* _Activity_: Would you please reproduce all the entries exactly, leaving the pictures out?

* _Material supplied_:
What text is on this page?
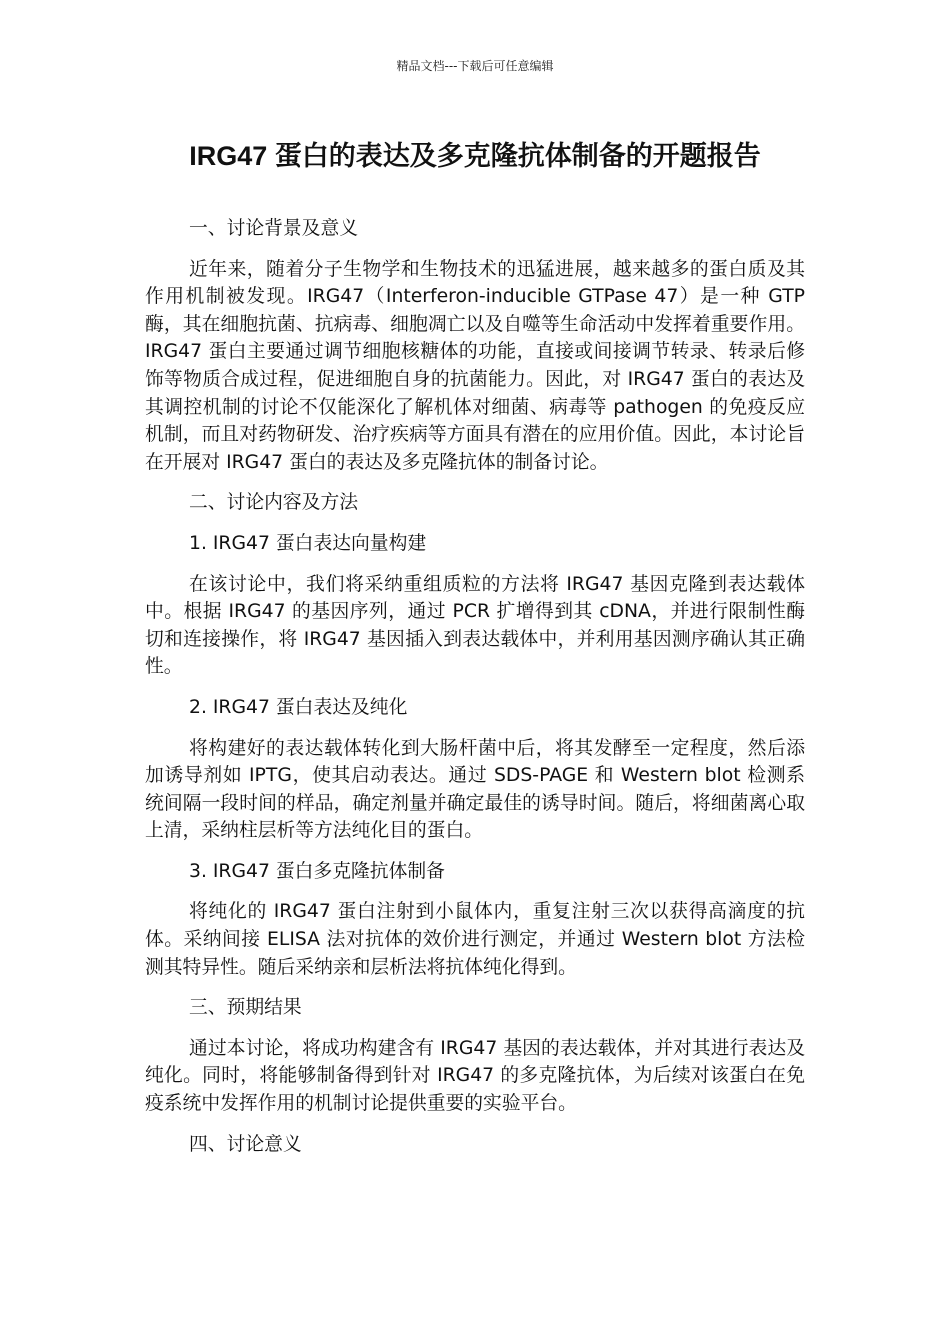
精品文档---下载后可任意编辑
IRG47 蛋白的表达及多克隆抗体制备的开题报告

一、讨论背景及意义

近年来，随着分子生物学和生物技术的迅猛进展，越来越多的蛋白质及其作用机制被发现。IRG47（Interferon-inducible GTPase 47）是一种 GTP 酶，其在细胞抗菌、抗病毒、细胞凋亡以及自噬等生命活动中发挥着重要作用。IRG47 蛋白主要通过调节细胞核糖体的功能，直接或间接调节转录、转录后修饰等物质合成过程，促进细胞自身的抗菌能力。因此，对 IRG47 蛋白的表达及其调控机制的讨论不仅能深化了解机体对细菌、病毒等 pathogen 的免疫反应机制，而且对药物研发、治疗疾病等方面具有潜在的应用价值。因此，本讨论旨在开展对 IRG47 蛋白的表达及多克隆抗体的制备讨论。

二、讨论内容及方法

1. IRG47 蛋白表达向量构建

在该讨论中，我们将采纳重组质粒的方法将 IRG47 基因克隆到表达载体中。根据 IRG47 的基因序列，通过 PCR 扩增得到其 cDNA，并进行限制性酶切和连接操作，将 IRG47 基因插入到表达载体中，并利用基因测序确认其正确性。

2. IRG47 蛋白表达及纯化

将构建好的表达载体转化到大肠杆菌中后，将其发酵至一定程度，然后添加诱导剂如 IPTG，使其启动表达。通过 SDS-PAGE 和 Western blot 检测系统间隔一段时间的样品，确定剂量并确定最佳的诱导时间。随后，将细菌离心取上清，采纳柱层析等方法纯化目的蛋白。

3. IRG47 蛋白多克隆抗体制备

将纯化的 IRG47 蛋白注射到小鼠体内，重复注射三次以获得高滴度的抗体。采纳间接 ELISA 法对抗体的效价进行测定，并通过 Western blot 方法检测其特异性。随后采纳亲和层析法将抗体纯化得到。

三、预期结果

通过本讨论，将成功构建含有 IRG47 基因的表达载体，并对其进行表达及纯化。同时，将能够制备得到针对 IRG47 的多克隆抗体，为后续对该蛋白在免疫系统中发挥作用的机制讨论提供重要的实验平台。

四、讨论意义
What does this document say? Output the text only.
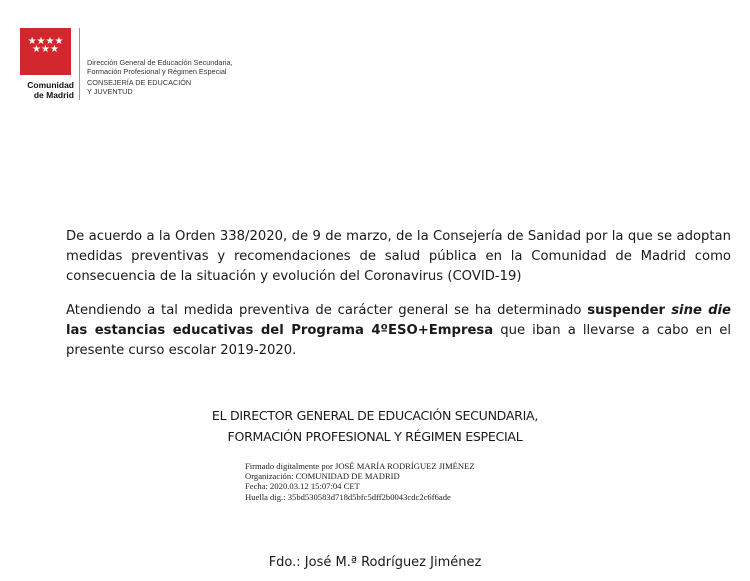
★★★★
★★★
Comunidad
de Madrid
Dirección General de Educación Secundaria,
Formación Profesional y Régimen Especial
CONSEJERÍA DE EDUCACIÓN
Y JUVENTUD

De acuerdo a la Orden 338/2020, de 9 de marzo, de la Consejería de Sanidad por la que se adoptan medidas preventivas y recomendaciones de salud pública en la Comunidad de Madrid como consecuencia de la situación y evolución del Coronavirus (COVID-19)

Atendiendo a tal medida preventiva de carácter general se ha determinado suspender sine die las estancias educativas del Programa 4ºESO+Empresa que iban a llevarse a cabo en el presente curso escolar 2019-2020.

EL DIRECTOR GENERAL DE EDUCACIÓN SECUNDARIA,
FORMACIÓN PROFESIONAL Y RÉGIMEN ESPECIAL
Firmado digitalmente por JOSÉ MARÍA RODRÍGUEZ JIMÉNEZ
Organización: COMUNIDAD DE MADRID
Fecha: 2020.03.12 15:07:04 CET
Huella dig.: 35bd530583d718d5bfc5dff2b0043cdc2c6f6ade
Fdo.: José M.ª Rodríguez Jiménez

* _Solution to this task_:
What text is on this page?
精品文档---下载后可任意编辑
IRG47 蛋白的表达及多克隆抗体制备的开题报告

一、讨论背景及意义

近年来，随着分子生物学和生物技术的迅猛进展，越来越多的蛋白质及其作用机制被发现。IRG47（Interferon-inducible GTPase 47）是一种 GTP 酶，其在细胞抗菌、抗病毒、细胞凋亡以及自噬等生命活动中发挥着重要作用。IRG47 蛋白主要通过调节细胞核糖体的功能，直接或间接调节转录、转录后修饰等物质合成过程，促进细胞自身的抗菌能力。因此，对 IRG47 蛋白的表达及其调控机制的讨论不仅能深化了解机体对细菌、病毒等 pathogen 的免疫反应机制，而且对药物研发、治疗疾病等方面具有潜在的应用价值。因此，本讨论旨在开展对 IRG47 蛋白的表达及多克隆抗体的制备讨论。

二、讨论内容及方法

1. IRG47 蛋白表达向量构建

在该讨论中，我们将采纳重组质粒的方法将 IRG47 基因克隆到表达载体中。根据 IRG47 的基因序列，通过 PCR 扩增得到其 cDNA，并进行限制性酶切和连接操作，将 IRG47 基因插入到表达载体中，并利用基因测序确认其正确性。

2. IRG47 蛋白表达及纯化

将构建好的表达载体转化到大肠杆菌中后，将其发酵至一定程度，然后添加诱导剂如 IPTG，使其启动表达。通过 SDS-PAGE 和 Western blot 检测系统间隔一段时间的样品，确定剂量并确定最佳的诱导时间。随后，将细菌离心取上清，采纳柱层析等方法纯化目的蛋白。

3. IRG47 蛋白多克隆抗体制备

将纯化的 IRG47 蛋白注射到小鼠体内，重复注射三次以获得高滴度的抗体。采纳间接 ELISA 法对抗体的效价进行测定，并通过 Western blot 方法检测其特异性。随后采纳亲和层析法将抗体纯化得到。

三、预期结果

通过本讨论，将成功构建含有 IRG47 基因的表达载体，并对其进行表达及纯化。同时，将能够制备得到针对 IRG47 的多克隆抗体，为后续对该蛋白在免疫系统中发挥作用的机制讨论提供重要的实验平台。

四、讨论意义
What does this document say? Output the text only.
★★★★
★★★
Comunidad
de Madrid
Dirección General de Educación Secundaria,
Formación Profesional y Régimen Especial
CONSEJERÍA DE EDUCACIÓN
Y JUVENTUD

De acuerdo a la Orden 338/2020, de 9 de marzo, de la Consejería de Sanidad por la que se adoptan medidas preventivas y recomendaciones de salud pública en la Comunidad de Madrid como consecuencia de la situación y evolución del Coronavirus (COVID-19)

Atendiendo a tal medida preventiva de carácter general se ha determinado suspender sine die las estancias educativas del Programa 4ºESO+Empresa que iban a llevarse a cabo en el presente curso escolar 2019-2020.

EL DIRECTOR GENERAL DE EDUCACIÓN SECUNDARIA,
FORMACIÓN PROFESIONAL Y RÉGIMEN ESPECIAL
Firmado digitalmente por JOSÉ MARÍA RODRÍGUEZ JIMÉNEZ
Organización: COMUNIDAD DE MADRID
Fecha: 2020.03.12 15:07:04 CET
Huella dig.: 35bd530583d718d5bfc5dff2b0043cdc2c6f6ade
Fdo.: José M.ª Rodríguez Jiménez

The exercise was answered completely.